Requirement: Find every line in the records below that holds the word "Waist", and copy each one.

Task material:

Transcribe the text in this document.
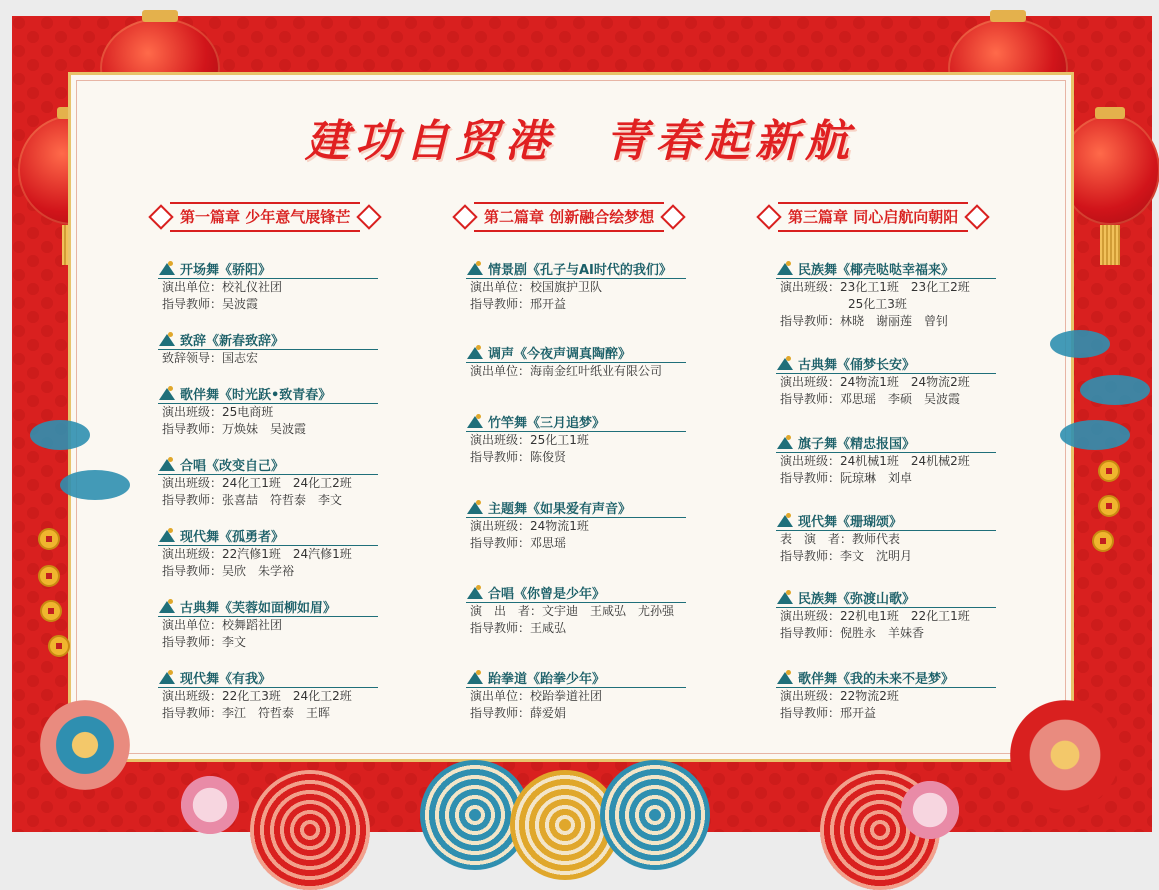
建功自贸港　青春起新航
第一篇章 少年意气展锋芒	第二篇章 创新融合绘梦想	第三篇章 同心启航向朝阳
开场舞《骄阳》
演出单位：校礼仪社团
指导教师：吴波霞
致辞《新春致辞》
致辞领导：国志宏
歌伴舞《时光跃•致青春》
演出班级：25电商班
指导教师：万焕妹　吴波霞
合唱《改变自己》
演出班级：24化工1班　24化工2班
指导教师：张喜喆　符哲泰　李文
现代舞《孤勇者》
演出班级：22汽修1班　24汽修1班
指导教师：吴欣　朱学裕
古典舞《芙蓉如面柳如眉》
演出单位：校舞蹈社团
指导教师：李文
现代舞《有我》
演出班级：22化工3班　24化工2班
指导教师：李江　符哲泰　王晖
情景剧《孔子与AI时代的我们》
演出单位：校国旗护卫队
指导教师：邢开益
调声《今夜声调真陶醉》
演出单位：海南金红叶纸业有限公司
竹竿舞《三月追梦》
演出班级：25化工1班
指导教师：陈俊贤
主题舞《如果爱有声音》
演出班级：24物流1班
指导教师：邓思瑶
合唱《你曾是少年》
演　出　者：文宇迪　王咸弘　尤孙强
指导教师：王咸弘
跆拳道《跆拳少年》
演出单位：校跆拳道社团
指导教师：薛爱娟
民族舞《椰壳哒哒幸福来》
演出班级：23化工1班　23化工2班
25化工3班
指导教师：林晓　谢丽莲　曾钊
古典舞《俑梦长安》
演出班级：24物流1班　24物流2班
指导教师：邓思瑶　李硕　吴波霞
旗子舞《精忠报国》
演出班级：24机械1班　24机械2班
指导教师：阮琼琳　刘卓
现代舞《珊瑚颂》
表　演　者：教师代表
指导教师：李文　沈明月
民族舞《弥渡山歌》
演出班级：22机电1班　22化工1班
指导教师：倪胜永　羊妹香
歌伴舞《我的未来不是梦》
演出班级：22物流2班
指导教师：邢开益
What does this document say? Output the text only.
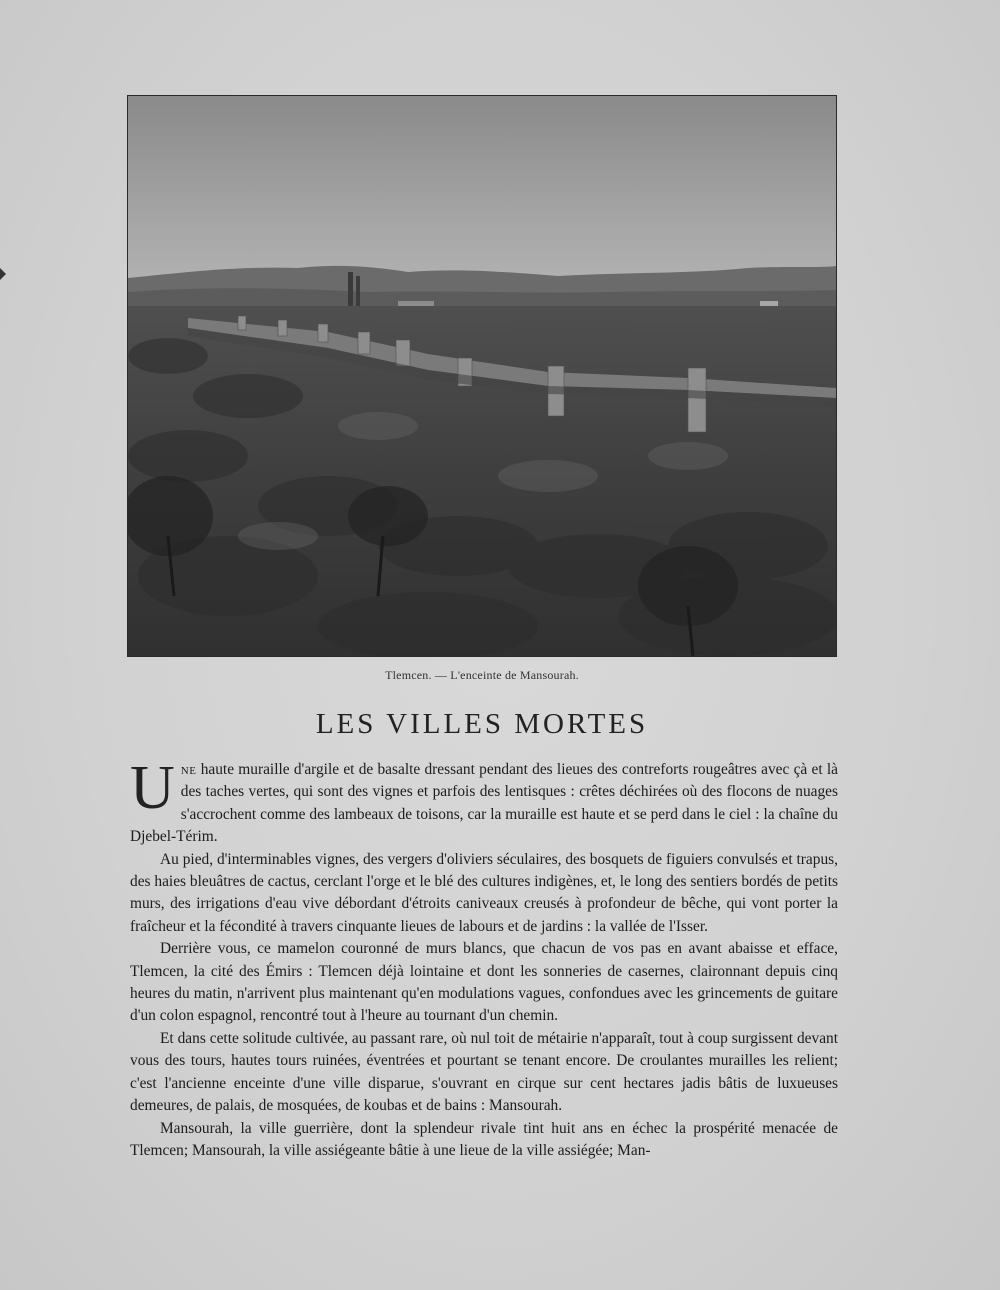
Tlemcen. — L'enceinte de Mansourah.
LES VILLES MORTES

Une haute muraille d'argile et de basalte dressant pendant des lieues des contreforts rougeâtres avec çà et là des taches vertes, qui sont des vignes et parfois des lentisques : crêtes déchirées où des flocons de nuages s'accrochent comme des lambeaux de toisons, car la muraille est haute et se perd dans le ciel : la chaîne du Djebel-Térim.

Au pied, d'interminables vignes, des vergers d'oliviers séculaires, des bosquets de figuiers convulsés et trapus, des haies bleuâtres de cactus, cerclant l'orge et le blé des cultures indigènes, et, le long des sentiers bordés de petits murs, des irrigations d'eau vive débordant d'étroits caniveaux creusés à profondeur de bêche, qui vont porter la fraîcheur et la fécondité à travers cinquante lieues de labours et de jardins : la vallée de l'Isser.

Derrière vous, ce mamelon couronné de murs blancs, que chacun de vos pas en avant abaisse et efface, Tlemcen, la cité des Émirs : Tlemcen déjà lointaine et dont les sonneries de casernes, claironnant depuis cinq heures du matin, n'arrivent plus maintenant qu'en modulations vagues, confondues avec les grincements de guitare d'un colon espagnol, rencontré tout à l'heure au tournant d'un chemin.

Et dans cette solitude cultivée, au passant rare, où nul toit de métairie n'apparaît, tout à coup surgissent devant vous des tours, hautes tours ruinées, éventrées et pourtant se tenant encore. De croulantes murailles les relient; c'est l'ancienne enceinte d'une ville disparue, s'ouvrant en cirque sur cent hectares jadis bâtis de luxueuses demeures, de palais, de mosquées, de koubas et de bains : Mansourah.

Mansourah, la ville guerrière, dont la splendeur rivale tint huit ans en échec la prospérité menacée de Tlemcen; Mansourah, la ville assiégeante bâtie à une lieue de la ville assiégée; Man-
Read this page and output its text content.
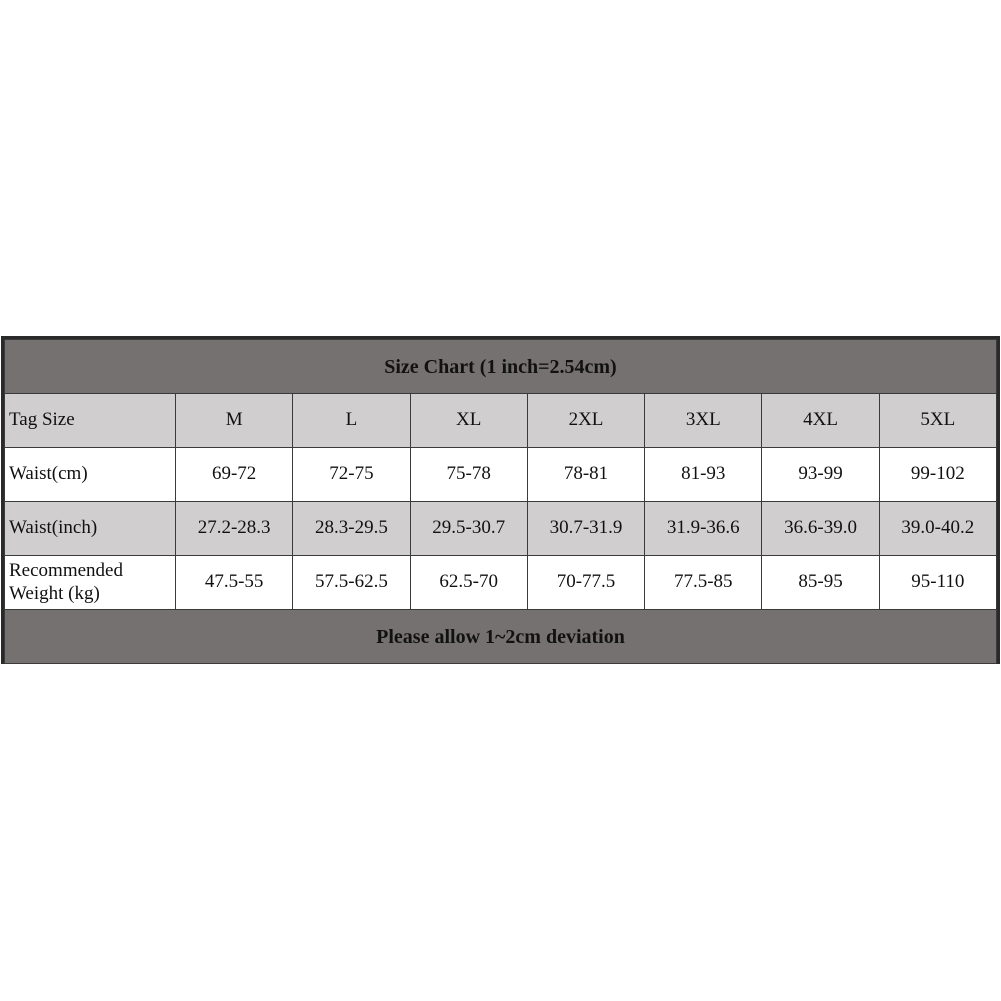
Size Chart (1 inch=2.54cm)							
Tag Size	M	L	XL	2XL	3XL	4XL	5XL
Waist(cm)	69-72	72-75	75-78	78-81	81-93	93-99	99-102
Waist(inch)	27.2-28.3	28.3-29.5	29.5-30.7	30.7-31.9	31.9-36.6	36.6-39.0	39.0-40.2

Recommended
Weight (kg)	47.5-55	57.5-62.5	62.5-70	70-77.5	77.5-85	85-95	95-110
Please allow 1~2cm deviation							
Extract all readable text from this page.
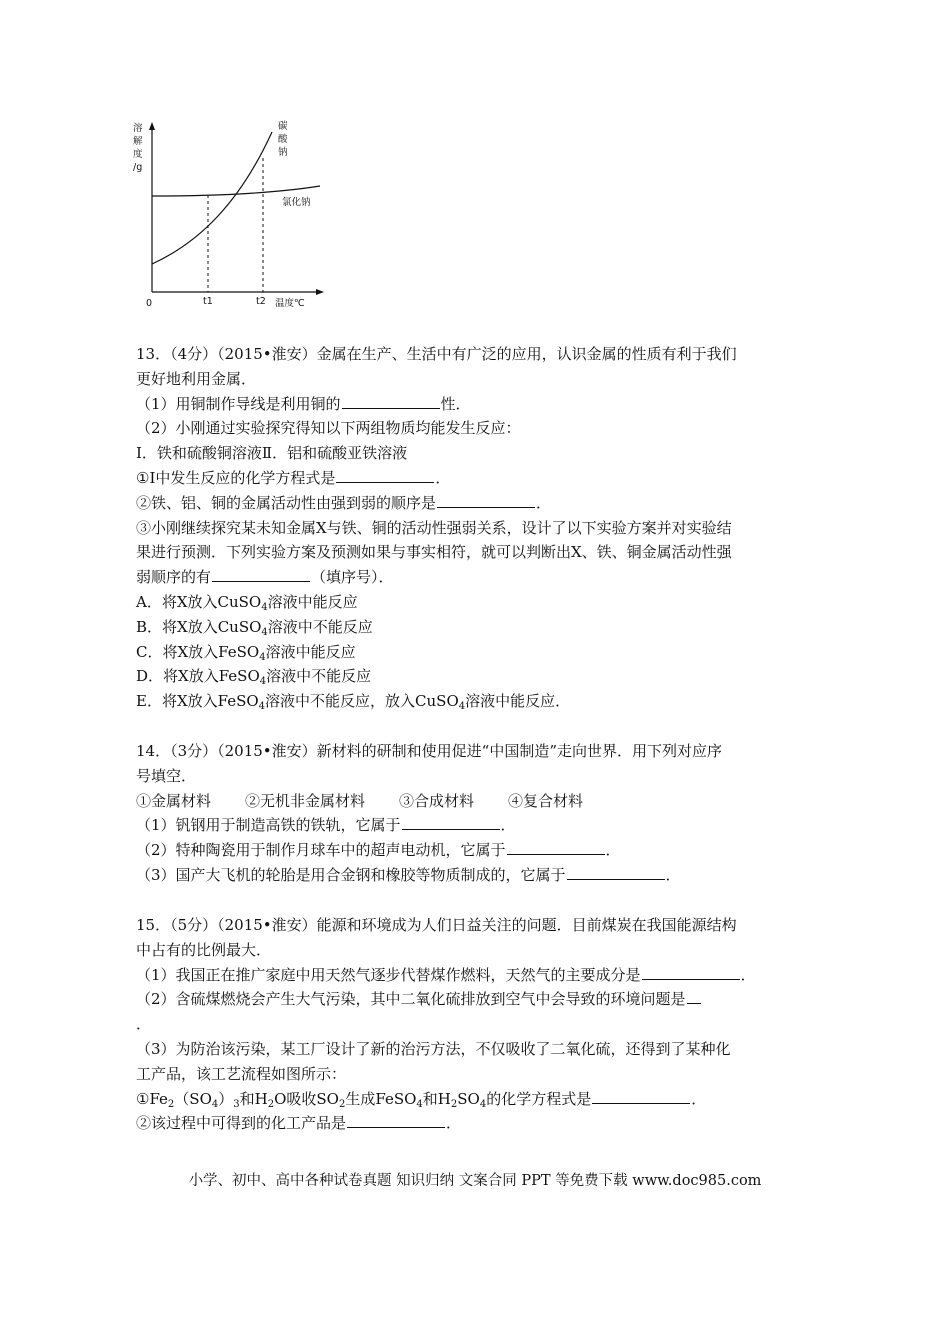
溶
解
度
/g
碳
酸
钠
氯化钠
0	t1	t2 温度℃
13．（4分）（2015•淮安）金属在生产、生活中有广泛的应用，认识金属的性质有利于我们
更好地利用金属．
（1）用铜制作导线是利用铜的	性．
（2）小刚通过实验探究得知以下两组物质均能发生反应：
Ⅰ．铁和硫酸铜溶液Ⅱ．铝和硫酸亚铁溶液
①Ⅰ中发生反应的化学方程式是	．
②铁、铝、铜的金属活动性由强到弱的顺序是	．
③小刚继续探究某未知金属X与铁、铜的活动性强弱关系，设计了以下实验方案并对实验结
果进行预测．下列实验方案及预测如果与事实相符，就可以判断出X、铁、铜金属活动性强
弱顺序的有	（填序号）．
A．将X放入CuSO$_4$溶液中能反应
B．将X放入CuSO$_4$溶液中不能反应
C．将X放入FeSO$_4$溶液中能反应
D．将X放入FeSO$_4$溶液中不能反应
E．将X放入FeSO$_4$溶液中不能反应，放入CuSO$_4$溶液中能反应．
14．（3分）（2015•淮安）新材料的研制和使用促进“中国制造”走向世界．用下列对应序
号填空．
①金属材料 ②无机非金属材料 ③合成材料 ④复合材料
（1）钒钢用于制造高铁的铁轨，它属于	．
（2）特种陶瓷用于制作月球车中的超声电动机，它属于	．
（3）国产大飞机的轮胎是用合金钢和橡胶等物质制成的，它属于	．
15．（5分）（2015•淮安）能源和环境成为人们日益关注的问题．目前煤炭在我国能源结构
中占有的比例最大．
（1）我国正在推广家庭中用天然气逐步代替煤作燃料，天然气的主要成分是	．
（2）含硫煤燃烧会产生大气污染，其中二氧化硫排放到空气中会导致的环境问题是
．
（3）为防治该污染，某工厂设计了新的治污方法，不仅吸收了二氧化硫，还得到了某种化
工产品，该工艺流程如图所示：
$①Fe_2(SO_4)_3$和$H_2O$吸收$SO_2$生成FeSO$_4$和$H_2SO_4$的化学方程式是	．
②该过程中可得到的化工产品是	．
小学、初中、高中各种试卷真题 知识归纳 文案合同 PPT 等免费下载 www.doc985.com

The reply:
Waist(cm)	69-72	72-75	75-78	78-81	81-93	93-99	99-102
Waist(inch)	27.2-28.3	28.3-29.5	29.5-30.7	30.7-31.9	31.9-36.6	36.6-39.0	39.0-40.2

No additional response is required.